━━━━━ THE DATA

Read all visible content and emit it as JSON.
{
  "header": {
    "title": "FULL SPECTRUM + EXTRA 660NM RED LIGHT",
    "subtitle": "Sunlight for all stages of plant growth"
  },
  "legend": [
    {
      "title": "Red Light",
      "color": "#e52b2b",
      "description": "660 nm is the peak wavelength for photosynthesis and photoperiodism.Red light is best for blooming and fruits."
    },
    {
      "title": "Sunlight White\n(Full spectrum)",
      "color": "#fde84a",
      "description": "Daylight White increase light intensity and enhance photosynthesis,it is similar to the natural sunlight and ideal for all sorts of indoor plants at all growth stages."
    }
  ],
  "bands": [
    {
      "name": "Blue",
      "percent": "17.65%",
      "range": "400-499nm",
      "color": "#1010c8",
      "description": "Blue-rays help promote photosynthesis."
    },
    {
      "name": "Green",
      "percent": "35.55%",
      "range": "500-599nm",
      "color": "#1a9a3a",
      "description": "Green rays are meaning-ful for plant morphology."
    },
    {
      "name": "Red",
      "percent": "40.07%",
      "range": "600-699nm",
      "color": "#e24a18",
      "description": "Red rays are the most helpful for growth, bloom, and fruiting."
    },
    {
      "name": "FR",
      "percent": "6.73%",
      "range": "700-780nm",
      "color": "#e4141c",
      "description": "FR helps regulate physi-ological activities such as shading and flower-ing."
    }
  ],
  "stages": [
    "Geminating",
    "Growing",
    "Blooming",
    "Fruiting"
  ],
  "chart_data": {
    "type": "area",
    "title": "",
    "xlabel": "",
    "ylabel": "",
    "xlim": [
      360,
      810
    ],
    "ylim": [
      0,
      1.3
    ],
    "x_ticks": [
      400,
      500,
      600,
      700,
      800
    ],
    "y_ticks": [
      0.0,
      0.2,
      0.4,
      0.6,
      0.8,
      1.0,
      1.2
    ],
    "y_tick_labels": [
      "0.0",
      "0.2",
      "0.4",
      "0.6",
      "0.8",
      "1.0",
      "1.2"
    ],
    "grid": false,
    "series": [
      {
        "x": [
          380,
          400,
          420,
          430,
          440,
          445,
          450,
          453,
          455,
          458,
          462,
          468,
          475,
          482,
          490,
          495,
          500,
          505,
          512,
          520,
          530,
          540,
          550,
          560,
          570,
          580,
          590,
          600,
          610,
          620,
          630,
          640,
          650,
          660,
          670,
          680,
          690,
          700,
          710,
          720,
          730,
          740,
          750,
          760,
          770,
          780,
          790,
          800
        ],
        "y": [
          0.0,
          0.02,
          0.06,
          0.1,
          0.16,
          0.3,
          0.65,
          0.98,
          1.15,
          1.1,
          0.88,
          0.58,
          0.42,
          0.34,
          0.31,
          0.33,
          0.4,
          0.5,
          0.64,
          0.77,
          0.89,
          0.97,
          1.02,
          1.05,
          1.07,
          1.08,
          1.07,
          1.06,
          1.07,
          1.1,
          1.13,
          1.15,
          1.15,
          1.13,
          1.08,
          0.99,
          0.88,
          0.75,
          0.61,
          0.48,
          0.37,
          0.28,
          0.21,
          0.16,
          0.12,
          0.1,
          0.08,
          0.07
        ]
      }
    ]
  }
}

━━━━━━━━━━

From the entries above, copy every line containing the word "stages".

--- SOLUTION ---
    "subtitle": "Sunlight for all stages of plant growth"
      "description": "Daylight White increase light intensity and enhance photosynthesis,it is similar to the natural sunlight and ideal for all sorts of indoor plants at all growth stages."
  "stages": [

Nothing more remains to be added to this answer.